# Task objective:
Leave out the pictures and repeat every record exactly.

(Figure record extracts)
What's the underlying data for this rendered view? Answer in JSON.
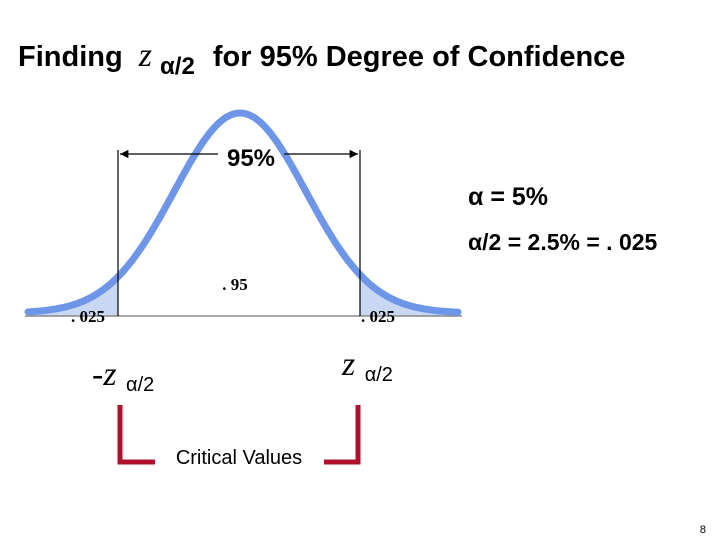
{
  "header": {
    "prefix": "Finding",
    "symbol": "z",
    "subscript": "α/2",
    "suffix": "for 95% Degree of Confidence"
  },
  "labels": {
    "center_percent": "95%",
    "alpha": "α = 5%",
    "half_alpha": "α/2 = 2.5% = . 025",
    "center_area": ". 95",
    "left_tail": ". 025",
    "right_tail": ". 025"
  },
  "critical": {
    "left_symbol": "-z",
    "left_subscript": "α/2",
    "right_symbol": "z",
    "right_subscript": "α/2",
    "caption": "Critical Values"
  },
  "footer": {
    "page": "8"
  }
}
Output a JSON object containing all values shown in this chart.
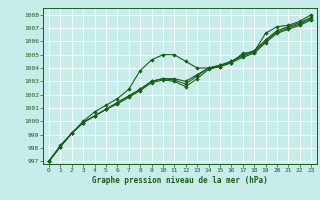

# The completed task:
What's the underlying data for this rendered view? Answer in JSON.
{
  "header": {
    "prefix": "Finding",
    "symbol": "z",
    "subscript": "α/2",
    "suffix": "for 95% Degree of Confidence"
  },
  "labels": {
    "center_percent": "95%",
    "alpha": "α = 5%",
    "half_alpha": "α/2 = 2.5% = . 025",
    "center_area": ". 95",
    "left_tail": ". 025",
    "right_tail": ". 025"
  },
  "critical": {
    "left_symbol": "-z",
    "left_subscript": "α/2",
    "right_symbol": "z",
    "right_subscript": "α/2",
    "caption": "Critical Values"
  },
  "footer": {
    "page": "8"
  }
}
Output a JSON object containing all values shown in this chart.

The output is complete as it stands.